***** MATERIAL TO PROCESS *****
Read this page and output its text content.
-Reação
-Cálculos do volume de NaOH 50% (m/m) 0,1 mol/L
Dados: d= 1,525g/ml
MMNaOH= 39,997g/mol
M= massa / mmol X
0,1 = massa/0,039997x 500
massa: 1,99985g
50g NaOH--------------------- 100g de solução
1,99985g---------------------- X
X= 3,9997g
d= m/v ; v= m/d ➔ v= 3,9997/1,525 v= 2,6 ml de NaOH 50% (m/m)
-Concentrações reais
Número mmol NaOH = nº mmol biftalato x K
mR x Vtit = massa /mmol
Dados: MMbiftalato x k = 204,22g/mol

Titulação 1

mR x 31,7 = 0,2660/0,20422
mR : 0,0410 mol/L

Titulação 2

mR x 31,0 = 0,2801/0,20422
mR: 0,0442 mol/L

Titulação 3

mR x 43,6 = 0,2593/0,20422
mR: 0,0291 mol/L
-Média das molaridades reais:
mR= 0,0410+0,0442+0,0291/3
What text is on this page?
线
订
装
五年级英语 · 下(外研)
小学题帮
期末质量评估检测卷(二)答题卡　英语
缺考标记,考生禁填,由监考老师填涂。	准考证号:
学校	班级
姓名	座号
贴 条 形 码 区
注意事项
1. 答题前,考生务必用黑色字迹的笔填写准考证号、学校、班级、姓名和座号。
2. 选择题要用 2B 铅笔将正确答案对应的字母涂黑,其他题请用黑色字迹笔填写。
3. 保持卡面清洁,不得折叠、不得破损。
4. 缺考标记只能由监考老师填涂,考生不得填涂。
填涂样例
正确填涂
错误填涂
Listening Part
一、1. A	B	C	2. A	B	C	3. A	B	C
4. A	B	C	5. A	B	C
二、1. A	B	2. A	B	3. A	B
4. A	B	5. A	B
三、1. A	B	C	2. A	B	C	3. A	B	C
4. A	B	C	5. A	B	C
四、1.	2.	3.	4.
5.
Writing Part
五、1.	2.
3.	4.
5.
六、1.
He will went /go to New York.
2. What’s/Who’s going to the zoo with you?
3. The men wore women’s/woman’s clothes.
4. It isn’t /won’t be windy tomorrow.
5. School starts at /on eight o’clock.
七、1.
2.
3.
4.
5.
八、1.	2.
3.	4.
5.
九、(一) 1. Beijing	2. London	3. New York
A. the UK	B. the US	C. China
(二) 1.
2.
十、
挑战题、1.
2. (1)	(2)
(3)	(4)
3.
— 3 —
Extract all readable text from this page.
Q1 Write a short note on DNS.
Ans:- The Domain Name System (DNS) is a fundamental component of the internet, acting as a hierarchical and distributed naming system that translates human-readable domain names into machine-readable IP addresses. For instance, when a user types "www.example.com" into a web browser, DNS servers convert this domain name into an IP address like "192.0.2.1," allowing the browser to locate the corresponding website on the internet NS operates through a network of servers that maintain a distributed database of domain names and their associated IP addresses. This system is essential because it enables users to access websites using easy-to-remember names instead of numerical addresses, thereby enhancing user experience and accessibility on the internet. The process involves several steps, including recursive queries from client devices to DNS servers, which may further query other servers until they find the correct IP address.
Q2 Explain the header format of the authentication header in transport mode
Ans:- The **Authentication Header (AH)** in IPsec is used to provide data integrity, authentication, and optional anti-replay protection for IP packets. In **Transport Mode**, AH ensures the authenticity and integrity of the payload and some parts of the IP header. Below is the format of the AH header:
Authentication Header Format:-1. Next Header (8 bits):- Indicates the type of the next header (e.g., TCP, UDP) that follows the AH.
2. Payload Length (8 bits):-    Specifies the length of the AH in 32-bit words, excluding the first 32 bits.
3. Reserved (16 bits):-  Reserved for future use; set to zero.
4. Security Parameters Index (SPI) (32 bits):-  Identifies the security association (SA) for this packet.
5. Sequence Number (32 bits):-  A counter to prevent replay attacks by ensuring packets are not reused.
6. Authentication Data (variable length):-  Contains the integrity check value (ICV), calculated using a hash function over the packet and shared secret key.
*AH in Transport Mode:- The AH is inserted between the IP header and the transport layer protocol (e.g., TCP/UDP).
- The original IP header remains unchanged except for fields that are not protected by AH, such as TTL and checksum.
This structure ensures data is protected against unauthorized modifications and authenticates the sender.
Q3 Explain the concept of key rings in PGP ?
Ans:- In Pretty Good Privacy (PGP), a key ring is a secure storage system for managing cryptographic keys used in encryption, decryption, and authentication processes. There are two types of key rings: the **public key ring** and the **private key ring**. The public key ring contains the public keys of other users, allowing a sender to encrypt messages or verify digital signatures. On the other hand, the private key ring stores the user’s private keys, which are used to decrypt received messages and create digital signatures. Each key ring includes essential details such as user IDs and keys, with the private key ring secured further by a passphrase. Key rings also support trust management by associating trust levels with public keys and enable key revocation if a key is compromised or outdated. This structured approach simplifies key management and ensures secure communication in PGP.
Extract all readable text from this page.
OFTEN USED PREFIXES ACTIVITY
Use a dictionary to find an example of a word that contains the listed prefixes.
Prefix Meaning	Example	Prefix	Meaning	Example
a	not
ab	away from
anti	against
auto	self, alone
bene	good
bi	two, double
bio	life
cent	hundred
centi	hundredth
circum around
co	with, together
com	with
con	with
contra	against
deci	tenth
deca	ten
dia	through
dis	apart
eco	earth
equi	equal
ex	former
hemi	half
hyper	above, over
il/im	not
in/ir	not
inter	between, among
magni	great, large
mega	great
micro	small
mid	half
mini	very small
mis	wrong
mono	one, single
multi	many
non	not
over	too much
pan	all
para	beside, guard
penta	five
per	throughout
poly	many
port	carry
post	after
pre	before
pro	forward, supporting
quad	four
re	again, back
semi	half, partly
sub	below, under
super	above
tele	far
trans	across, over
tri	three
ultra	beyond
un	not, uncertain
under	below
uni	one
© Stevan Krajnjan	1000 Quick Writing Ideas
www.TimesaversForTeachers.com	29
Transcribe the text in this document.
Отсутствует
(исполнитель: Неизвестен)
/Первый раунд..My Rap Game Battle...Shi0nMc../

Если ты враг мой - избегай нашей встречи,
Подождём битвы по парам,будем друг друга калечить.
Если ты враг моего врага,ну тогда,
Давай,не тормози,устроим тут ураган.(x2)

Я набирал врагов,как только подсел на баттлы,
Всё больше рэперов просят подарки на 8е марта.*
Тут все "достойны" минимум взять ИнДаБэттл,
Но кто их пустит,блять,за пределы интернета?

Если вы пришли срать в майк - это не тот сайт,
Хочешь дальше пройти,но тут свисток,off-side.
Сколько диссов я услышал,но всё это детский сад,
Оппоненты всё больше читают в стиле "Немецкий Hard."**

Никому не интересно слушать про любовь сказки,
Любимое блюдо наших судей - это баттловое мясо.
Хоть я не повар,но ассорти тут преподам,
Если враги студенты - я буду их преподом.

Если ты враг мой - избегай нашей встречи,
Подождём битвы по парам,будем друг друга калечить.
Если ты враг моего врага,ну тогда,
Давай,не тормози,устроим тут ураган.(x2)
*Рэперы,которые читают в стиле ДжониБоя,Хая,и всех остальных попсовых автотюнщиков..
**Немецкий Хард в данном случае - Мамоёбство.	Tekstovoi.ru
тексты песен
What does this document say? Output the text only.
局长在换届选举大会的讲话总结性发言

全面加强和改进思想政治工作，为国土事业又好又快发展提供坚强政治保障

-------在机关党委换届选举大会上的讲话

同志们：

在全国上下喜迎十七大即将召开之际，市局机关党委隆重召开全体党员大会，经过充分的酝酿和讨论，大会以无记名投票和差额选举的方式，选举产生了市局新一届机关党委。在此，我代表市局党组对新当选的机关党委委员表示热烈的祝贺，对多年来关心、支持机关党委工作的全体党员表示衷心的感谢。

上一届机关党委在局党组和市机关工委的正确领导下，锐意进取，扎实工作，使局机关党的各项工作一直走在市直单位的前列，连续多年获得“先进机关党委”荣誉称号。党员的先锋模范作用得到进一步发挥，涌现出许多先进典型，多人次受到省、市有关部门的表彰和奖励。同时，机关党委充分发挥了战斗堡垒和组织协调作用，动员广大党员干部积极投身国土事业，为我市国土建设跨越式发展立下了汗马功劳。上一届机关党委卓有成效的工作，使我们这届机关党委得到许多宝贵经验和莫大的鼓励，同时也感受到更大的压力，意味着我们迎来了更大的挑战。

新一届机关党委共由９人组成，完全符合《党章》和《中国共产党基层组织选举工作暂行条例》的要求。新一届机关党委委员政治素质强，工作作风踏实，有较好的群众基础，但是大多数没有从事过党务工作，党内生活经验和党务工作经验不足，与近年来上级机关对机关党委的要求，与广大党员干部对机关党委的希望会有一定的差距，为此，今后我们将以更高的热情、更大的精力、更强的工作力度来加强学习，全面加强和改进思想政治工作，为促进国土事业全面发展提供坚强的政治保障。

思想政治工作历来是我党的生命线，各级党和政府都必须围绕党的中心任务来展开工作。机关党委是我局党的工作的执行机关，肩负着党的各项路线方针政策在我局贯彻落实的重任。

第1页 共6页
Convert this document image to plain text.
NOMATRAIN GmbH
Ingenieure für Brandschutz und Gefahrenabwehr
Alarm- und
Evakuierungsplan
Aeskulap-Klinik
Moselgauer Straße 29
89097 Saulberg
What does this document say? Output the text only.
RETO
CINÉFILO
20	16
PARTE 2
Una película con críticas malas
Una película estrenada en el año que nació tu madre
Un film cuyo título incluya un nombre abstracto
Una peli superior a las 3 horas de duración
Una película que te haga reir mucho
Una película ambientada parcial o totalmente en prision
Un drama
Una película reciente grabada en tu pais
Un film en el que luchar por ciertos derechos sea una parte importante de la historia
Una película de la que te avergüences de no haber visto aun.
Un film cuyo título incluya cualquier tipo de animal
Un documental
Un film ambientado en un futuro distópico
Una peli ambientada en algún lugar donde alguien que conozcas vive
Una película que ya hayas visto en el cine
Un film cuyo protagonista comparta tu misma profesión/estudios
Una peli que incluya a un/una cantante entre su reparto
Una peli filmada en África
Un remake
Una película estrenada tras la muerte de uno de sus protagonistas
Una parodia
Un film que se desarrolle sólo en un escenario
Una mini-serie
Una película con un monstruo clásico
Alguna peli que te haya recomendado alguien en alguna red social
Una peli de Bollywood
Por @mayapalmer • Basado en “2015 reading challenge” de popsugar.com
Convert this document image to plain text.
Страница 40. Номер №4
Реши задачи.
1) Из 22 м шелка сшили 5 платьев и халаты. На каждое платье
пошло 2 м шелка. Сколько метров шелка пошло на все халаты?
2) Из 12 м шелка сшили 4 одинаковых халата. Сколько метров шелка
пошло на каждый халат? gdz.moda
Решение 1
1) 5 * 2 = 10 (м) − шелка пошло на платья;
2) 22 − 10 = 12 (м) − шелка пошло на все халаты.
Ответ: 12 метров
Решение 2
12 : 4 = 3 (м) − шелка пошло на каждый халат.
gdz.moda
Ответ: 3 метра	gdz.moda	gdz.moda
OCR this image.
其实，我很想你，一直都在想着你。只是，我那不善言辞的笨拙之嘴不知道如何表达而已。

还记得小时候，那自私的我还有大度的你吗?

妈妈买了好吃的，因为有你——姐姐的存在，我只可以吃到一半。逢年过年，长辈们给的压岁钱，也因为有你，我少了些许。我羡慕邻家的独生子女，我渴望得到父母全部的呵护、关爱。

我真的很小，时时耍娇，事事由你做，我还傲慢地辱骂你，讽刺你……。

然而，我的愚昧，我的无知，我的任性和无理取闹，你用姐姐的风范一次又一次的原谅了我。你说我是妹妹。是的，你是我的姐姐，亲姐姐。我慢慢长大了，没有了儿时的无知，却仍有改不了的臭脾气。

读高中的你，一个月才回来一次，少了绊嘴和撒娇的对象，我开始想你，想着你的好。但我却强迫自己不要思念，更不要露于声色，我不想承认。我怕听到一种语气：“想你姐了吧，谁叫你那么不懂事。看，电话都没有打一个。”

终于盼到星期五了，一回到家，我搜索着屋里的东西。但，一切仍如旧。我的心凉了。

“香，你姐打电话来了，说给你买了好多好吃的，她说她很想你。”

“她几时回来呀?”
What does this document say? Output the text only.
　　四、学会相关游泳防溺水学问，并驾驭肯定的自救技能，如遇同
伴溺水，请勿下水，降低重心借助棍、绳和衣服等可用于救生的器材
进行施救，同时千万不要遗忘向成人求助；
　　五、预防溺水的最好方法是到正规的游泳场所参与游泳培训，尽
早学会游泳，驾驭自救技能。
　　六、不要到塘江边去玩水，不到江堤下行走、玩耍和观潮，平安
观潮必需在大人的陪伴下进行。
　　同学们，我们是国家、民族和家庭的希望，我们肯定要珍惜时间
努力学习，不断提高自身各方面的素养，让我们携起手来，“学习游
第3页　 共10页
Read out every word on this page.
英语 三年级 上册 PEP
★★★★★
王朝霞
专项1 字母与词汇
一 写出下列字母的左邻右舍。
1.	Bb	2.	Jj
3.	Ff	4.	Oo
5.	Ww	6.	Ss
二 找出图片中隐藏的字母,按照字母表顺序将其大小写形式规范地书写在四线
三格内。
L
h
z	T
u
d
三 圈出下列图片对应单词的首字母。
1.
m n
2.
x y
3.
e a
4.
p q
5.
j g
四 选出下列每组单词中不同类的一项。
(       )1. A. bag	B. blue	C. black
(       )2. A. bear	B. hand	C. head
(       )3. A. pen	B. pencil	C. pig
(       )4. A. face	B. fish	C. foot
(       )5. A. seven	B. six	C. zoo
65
*****
> **PROBLEM TO WORK ON**
Copy every single line of the material above that holds "bits".

> **ANSWER TO THE PROBLEM**
Authentication Header Format:-1. Next Header (8 bits):- Indicates the type of the next header (e.g., TCP, UDP) that follows the AH.
2. Payload Length (8 bits):-    Specifies the length of the AH in 32-bit words, excluding the first 32 bits.
3. Reserved (16 bits):-  Reserved for future use; set to zero.
4. Security Parameters Index (SPI) (32 bits):-  Identifies the security association (SA) for this packet.
5. Sequence Number (32 bits):-  A counter to prevent replay attacks by ensuring packets are not reused.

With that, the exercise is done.